• _Exercise aim_
Below are the entries; state how many of their lines contain the string "must", and nothing more.
:: Records for this task ::
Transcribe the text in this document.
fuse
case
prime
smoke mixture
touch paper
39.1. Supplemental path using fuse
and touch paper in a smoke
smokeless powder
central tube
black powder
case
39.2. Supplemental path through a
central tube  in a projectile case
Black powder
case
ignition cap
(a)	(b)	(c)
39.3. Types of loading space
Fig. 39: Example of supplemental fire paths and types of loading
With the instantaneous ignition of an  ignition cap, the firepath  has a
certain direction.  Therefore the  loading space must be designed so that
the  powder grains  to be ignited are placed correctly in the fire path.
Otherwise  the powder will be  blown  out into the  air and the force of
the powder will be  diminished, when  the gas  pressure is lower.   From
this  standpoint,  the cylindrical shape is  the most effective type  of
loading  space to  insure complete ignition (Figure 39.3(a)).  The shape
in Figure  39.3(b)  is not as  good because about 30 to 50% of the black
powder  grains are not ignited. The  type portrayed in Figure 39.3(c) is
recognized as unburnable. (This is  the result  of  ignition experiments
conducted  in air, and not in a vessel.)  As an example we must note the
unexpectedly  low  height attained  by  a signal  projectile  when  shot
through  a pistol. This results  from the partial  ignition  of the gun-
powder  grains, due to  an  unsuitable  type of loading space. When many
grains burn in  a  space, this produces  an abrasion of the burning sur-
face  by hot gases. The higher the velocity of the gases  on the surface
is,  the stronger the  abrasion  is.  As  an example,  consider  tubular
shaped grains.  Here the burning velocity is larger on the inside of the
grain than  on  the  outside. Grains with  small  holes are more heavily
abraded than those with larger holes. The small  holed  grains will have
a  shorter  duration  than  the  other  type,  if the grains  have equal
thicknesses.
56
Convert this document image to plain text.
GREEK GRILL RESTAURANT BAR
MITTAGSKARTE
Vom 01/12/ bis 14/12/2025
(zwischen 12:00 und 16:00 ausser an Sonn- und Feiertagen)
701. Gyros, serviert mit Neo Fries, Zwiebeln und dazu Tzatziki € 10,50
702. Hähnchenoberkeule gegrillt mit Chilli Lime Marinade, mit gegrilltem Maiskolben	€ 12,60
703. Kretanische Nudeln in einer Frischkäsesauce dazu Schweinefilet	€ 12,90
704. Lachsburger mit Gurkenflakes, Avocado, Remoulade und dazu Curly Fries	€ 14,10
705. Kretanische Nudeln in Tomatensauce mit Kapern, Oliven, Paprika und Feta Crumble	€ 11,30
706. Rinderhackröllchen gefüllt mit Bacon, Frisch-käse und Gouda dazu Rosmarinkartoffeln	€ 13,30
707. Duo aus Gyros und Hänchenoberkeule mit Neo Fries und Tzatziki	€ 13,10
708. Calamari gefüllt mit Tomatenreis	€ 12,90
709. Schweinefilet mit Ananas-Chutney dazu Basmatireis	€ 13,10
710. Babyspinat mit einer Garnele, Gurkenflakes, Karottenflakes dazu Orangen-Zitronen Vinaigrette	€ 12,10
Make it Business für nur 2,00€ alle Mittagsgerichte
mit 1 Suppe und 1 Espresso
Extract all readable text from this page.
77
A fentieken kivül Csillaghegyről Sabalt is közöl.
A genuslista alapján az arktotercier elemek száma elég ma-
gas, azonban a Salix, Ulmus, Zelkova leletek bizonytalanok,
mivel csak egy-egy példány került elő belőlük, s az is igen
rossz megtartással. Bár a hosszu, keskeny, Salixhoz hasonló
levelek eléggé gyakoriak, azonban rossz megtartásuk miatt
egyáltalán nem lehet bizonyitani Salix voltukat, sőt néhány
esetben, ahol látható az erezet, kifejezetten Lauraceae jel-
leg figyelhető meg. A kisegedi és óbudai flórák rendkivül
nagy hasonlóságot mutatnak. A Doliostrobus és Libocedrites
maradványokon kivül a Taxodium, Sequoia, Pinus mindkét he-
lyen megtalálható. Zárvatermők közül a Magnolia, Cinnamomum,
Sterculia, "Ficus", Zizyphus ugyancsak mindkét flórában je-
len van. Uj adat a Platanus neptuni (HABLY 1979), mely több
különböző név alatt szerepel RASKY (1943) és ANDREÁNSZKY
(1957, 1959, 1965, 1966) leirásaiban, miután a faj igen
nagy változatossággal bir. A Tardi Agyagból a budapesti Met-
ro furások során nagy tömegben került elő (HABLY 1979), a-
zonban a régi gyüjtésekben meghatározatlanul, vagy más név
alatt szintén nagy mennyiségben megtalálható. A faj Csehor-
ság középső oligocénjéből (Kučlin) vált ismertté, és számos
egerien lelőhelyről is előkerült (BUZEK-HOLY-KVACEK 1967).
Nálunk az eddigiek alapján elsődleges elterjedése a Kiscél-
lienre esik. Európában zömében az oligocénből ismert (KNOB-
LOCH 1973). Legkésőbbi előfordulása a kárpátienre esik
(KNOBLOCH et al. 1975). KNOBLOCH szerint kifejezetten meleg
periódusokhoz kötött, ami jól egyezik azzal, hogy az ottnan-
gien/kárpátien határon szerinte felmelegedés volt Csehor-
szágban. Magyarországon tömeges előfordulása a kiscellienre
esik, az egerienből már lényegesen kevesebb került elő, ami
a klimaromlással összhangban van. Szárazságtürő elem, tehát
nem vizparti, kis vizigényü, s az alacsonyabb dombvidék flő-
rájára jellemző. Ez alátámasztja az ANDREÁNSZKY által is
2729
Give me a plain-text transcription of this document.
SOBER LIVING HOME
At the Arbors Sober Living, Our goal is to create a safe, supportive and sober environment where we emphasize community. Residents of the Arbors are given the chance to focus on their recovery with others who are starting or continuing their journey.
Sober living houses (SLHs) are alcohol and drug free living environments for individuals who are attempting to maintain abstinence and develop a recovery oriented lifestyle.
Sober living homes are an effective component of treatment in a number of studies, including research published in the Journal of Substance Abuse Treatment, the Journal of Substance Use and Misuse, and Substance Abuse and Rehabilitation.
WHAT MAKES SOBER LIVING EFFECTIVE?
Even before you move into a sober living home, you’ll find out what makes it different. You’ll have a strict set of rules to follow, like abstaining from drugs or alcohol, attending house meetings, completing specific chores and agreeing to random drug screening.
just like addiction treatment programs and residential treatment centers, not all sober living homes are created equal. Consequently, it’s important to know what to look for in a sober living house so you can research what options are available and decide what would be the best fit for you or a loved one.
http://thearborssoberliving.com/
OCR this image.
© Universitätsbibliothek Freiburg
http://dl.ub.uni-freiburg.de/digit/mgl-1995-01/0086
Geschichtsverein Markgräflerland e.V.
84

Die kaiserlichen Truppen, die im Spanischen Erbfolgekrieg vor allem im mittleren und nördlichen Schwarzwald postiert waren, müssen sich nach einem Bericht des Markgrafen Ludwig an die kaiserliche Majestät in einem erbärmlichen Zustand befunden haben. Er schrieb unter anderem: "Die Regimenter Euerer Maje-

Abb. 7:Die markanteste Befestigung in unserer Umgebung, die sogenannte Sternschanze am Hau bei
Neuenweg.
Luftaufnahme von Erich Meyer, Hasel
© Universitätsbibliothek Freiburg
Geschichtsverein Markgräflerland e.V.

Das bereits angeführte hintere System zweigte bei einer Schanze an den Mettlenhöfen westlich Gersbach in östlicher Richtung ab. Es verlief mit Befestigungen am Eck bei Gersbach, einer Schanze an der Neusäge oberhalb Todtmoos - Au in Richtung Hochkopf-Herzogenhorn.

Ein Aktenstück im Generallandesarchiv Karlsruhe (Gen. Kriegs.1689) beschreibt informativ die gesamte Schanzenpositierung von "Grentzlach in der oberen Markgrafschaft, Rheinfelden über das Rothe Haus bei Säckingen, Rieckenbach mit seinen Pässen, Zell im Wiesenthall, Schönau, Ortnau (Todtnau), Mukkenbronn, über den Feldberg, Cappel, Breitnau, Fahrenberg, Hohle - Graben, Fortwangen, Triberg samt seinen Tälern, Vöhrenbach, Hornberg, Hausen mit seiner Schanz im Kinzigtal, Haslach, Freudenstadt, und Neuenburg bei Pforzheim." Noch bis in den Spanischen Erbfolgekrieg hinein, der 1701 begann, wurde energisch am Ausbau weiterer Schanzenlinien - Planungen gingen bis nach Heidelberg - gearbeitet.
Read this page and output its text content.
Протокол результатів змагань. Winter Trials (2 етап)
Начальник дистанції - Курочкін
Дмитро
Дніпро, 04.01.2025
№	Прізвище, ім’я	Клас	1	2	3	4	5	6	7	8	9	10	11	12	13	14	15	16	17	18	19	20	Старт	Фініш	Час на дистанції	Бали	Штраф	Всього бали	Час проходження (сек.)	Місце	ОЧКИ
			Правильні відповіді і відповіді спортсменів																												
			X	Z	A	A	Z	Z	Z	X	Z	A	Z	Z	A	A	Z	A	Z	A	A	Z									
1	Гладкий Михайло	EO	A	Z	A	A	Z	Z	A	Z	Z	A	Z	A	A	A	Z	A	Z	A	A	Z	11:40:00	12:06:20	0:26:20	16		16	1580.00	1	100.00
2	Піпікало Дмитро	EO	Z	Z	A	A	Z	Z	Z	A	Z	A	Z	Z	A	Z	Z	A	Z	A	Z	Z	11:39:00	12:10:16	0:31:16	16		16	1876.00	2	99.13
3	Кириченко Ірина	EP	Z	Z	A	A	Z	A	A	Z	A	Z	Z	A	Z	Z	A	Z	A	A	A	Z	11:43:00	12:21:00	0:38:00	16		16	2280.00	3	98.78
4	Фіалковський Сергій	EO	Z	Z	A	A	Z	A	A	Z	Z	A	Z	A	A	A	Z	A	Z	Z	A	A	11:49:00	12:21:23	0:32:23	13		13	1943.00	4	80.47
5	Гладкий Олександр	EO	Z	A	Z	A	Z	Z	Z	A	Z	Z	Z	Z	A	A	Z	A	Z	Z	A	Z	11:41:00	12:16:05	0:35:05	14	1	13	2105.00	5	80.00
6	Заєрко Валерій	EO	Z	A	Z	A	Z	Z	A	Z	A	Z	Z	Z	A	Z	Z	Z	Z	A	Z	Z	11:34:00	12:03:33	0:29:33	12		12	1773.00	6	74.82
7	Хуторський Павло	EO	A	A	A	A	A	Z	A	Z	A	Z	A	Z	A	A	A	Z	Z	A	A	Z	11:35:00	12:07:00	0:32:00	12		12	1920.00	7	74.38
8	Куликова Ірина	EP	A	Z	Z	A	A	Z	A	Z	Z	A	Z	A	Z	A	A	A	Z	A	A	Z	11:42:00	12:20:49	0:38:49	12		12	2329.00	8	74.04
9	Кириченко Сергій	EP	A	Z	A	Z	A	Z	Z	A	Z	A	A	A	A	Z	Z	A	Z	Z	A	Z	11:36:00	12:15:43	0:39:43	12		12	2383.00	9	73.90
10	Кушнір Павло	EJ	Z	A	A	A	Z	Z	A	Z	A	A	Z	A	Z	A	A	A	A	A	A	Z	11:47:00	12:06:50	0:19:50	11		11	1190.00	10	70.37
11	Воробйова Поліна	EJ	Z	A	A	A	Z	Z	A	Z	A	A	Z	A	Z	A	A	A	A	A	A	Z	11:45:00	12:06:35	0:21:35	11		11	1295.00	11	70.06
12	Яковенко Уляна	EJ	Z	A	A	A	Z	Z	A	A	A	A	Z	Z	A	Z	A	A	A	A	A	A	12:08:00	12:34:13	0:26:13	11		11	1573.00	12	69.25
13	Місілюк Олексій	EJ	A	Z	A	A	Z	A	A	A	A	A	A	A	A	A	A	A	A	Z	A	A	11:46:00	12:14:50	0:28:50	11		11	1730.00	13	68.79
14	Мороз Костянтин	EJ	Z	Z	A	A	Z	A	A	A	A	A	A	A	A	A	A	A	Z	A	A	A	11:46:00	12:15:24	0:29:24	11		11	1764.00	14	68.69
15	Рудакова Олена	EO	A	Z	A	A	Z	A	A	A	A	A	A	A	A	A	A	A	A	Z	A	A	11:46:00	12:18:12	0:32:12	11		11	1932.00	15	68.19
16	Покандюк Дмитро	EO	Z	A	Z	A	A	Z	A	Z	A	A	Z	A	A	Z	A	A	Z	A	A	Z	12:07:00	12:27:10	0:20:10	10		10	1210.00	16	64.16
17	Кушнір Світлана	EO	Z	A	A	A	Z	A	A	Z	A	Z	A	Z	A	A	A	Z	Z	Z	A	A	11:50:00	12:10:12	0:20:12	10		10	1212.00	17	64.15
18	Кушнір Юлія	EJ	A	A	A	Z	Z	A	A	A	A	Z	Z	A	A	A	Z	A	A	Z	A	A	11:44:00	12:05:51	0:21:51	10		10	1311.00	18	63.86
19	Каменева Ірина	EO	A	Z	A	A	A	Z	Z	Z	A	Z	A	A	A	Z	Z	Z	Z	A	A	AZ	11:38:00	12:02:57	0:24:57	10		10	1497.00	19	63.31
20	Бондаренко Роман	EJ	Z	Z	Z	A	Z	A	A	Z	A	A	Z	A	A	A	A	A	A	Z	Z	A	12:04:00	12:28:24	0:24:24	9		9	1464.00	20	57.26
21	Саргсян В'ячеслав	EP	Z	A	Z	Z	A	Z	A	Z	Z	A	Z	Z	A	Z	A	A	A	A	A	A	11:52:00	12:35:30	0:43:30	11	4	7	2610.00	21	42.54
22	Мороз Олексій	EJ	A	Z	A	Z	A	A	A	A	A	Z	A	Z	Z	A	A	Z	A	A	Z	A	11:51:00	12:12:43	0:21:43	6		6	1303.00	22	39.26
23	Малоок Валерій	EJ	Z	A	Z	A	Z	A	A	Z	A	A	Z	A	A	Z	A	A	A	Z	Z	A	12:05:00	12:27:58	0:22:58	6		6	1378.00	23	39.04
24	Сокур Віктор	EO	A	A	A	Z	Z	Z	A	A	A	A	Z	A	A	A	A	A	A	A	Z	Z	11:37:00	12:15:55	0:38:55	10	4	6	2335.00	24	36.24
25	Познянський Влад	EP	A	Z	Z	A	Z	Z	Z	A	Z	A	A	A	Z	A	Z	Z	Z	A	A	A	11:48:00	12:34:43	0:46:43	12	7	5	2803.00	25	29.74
:::
• _Answer to this exercise_
2